» **GOAL OF THE EXERCISE**
Find each line with the word "Time" and copy it.

» **DATA EXTRACT**
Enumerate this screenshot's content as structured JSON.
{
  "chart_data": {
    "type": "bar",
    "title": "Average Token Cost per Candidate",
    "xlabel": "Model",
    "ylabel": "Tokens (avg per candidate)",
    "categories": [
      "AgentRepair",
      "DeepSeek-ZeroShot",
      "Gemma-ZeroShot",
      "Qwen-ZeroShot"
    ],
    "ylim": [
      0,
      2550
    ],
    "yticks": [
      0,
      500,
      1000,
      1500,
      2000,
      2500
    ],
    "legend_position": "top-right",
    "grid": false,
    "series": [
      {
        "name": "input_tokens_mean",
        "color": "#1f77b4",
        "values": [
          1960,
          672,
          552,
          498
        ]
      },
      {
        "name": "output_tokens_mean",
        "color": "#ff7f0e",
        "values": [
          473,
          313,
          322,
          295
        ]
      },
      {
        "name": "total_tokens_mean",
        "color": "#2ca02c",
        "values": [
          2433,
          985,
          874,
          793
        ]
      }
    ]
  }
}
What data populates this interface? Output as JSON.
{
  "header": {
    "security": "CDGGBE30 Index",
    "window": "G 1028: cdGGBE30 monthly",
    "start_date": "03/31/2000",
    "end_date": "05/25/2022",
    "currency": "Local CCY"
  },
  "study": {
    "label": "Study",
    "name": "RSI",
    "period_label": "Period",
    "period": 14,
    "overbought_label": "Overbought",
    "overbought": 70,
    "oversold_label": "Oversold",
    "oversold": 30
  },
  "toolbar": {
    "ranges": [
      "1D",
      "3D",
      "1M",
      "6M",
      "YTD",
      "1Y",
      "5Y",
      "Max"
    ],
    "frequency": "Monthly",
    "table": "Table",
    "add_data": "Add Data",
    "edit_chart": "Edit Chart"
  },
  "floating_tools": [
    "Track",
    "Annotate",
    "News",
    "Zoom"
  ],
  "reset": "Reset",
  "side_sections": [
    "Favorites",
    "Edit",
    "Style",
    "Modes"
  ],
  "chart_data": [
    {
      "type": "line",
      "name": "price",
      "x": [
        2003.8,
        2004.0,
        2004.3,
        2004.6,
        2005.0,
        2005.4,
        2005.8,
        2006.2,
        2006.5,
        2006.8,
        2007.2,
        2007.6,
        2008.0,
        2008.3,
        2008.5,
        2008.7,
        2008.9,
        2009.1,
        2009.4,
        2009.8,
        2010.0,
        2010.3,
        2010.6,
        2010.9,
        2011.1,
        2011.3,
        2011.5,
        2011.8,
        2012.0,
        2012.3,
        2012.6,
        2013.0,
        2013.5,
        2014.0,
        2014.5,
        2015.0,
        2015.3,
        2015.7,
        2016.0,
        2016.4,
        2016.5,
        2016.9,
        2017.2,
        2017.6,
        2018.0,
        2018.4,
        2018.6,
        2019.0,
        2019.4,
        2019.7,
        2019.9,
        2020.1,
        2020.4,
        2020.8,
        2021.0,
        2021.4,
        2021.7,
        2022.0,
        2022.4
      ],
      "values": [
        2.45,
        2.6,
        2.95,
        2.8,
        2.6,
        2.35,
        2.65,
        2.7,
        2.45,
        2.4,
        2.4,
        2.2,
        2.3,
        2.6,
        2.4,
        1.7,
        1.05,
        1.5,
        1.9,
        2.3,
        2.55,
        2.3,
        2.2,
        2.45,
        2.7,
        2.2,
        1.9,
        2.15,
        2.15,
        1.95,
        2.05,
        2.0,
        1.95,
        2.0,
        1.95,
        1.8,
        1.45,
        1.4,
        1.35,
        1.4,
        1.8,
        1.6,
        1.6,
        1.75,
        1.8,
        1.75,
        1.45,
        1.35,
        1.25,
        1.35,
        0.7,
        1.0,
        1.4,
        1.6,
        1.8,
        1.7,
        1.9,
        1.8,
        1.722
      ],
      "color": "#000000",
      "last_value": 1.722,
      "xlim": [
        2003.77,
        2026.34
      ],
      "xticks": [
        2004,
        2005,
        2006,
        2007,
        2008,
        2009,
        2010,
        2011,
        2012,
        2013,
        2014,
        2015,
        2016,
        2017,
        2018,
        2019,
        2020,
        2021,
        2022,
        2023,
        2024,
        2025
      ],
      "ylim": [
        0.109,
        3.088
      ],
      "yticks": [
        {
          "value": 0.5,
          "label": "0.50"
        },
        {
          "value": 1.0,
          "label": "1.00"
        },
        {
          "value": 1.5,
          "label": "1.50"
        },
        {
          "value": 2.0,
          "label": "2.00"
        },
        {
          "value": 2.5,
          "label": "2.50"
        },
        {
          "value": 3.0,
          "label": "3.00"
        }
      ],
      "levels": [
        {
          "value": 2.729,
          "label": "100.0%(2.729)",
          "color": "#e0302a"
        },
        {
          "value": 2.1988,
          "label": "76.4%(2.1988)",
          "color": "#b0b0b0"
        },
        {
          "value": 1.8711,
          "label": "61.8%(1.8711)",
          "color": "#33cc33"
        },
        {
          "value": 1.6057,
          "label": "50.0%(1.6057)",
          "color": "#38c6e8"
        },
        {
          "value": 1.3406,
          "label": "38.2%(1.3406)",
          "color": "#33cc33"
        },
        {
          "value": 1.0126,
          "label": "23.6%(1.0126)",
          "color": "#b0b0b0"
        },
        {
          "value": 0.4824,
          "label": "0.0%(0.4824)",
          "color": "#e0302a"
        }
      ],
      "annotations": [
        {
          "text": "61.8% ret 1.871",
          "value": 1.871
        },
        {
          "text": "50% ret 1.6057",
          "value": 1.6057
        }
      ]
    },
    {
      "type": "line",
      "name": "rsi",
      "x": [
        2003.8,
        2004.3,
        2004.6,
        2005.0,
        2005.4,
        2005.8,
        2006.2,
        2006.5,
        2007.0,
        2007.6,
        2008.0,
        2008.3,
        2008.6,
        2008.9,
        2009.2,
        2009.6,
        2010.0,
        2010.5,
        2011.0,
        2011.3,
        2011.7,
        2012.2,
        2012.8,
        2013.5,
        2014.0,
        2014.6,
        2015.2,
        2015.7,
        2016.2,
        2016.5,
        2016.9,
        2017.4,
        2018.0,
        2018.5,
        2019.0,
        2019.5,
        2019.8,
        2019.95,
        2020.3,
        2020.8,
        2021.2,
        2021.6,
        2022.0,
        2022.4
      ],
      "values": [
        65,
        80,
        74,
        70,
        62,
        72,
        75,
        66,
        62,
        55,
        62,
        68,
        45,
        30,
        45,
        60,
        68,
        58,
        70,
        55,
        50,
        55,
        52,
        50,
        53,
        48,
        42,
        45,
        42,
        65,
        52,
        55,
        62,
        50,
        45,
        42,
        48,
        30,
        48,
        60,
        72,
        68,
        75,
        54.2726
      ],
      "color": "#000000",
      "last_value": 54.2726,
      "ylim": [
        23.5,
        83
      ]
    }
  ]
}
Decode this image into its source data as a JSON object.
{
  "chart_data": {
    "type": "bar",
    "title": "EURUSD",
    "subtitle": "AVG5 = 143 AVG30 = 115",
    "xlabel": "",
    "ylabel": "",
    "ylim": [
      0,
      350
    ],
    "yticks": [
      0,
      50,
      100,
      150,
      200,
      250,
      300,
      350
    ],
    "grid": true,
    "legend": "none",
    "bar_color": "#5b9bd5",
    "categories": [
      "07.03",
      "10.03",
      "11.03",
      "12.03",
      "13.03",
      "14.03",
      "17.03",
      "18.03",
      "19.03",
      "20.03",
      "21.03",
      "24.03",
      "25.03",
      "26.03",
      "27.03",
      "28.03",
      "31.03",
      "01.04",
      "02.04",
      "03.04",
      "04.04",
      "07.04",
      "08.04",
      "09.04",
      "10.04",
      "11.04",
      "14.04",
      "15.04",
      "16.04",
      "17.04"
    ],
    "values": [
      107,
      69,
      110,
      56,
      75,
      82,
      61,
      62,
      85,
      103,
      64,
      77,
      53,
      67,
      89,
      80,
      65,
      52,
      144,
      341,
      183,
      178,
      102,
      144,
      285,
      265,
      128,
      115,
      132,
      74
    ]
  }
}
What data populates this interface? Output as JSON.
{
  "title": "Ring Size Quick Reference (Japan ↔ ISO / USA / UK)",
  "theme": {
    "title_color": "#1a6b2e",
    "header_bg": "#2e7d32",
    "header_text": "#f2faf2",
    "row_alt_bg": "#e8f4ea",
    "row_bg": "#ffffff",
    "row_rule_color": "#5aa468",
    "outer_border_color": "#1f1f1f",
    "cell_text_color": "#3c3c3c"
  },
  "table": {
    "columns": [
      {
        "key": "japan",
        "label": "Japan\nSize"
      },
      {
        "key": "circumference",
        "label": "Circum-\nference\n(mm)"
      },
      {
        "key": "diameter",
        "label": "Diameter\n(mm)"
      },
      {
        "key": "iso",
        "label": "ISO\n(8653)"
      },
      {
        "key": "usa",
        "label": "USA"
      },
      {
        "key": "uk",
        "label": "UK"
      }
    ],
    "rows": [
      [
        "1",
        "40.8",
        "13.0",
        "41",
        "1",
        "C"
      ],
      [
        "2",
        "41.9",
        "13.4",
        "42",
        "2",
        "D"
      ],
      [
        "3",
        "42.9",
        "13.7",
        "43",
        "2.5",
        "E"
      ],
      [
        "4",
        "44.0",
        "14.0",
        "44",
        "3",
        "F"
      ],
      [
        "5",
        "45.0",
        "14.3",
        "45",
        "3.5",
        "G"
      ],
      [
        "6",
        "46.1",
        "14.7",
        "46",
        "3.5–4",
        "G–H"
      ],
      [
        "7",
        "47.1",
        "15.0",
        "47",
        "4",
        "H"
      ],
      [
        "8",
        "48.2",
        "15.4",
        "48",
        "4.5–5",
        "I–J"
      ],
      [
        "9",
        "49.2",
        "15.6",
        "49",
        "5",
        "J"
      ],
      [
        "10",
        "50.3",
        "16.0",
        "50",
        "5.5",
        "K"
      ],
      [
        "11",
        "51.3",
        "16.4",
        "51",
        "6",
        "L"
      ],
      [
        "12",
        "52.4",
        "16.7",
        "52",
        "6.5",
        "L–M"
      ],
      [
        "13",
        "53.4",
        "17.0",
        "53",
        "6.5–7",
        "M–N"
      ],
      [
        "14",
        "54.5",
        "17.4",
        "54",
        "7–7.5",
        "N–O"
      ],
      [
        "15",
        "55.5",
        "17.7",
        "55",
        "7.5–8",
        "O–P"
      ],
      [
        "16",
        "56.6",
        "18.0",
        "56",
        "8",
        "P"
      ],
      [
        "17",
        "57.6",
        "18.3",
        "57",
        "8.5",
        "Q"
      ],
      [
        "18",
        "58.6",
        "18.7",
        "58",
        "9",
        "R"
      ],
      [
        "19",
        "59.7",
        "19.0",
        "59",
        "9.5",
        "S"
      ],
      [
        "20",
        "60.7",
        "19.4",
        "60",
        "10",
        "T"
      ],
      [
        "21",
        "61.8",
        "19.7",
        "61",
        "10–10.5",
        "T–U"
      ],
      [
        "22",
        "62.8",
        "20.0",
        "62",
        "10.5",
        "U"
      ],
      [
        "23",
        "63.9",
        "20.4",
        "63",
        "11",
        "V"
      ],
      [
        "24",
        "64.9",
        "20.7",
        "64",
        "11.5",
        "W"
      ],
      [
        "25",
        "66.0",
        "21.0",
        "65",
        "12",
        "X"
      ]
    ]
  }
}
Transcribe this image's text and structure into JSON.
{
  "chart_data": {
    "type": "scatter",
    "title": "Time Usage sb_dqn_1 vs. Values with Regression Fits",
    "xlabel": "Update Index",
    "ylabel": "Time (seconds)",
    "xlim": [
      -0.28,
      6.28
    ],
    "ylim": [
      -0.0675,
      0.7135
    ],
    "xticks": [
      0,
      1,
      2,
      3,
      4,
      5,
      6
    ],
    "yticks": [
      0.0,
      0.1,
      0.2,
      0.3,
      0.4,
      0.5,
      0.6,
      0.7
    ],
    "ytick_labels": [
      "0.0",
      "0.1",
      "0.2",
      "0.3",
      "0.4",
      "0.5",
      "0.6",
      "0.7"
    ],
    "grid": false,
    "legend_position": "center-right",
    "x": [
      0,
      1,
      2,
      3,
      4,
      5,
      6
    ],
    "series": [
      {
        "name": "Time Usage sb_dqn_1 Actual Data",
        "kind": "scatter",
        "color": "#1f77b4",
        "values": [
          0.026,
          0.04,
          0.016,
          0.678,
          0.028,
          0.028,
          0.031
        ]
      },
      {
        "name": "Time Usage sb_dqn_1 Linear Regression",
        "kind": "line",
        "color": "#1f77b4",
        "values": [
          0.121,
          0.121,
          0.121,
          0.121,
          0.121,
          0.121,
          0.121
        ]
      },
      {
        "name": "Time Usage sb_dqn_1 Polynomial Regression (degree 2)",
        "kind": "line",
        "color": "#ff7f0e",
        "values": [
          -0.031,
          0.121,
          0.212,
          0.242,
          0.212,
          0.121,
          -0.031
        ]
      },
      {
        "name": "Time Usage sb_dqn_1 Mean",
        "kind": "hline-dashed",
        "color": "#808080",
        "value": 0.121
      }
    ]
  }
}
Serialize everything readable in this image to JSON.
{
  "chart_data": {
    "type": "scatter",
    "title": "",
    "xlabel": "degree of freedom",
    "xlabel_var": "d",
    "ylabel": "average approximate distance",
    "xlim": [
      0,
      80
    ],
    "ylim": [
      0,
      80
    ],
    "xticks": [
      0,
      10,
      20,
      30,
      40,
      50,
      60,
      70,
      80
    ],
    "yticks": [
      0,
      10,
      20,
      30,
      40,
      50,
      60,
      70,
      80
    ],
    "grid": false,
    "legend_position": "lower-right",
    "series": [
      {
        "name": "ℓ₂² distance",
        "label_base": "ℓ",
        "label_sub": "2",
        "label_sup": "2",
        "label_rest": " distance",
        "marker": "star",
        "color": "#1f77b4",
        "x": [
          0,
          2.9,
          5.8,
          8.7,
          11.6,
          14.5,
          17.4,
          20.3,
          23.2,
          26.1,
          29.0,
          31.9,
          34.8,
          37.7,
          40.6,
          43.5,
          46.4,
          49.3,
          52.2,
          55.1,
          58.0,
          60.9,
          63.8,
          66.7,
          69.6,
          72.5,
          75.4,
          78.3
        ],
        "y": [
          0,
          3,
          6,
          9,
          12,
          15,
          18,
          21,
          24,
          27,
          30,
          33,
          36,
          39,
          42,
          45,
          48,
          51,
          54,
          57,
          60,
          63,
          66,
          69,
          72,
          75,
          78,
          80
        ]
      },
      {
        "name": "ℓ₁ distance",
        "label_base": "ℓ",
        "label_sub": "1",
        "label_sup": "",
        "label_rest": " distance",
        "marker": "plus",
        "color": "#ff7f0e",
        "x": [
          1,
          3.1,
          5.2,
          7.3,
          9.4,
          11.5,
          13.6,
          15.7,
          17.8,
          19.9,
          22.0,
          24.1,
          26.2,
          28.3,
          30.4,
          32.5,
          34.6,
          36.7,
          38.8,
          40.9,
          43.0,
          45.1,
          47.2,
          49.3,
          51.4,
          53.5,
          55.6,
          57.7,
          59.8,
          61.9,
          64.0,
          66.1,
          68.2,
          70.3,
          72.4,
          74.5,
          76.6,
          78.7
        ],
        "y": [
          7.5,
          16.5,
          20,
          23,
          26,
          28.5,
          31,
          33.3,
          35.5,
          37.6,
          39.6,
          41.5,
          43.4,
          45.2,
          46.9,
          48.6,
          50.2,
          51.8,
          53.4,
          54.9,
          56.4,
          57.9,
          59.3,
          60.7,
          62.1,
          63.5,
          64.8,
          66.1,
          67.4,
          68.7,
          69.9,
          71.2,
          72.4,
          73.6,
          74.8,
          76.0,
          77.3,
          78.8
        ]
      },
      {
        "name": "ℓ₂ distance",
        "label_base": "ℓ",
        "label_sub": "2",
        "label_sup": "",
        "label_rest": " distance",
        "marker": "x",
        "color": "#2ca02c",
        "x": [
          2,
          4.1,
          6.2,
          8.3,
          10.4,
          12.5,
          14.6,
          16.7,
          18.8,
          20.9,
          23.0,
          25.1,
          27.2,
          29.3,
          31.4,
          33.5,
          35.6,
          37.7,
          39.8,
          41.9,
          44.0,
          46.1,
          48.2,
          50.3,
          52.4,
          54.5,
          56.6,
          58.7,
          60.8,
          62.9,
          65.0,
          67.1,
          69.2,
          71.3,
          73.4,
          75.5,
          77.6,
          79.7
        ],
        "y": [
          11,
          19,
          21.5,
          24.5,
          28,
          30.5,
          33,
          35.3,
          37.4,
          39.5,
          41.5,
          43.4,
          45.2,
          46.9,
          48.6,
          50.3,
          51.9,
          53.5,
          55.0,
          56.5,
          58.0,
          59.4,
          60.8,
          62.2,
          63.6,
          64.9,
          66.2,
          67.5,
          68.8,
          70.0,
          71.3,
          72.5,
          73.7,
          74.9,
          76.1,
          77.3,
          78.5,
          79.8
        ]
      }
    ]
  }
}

» **CORRECT OUTPUT**
    "title": "Time Usage sb_dqn_1 vs. Values with Regression Fits",
    "ylabel": "Time (seconds)",
        "name": "Time Usage sb_dqn_1 Actual Data",
        "name": "Time Usage sb_dqn_1 Linear Regression",
        "name": "Time Usage sb_dqn_1 Polynomial Regression (degree 2)",
        "name": "Time Usage sb_dqn_1 Mean",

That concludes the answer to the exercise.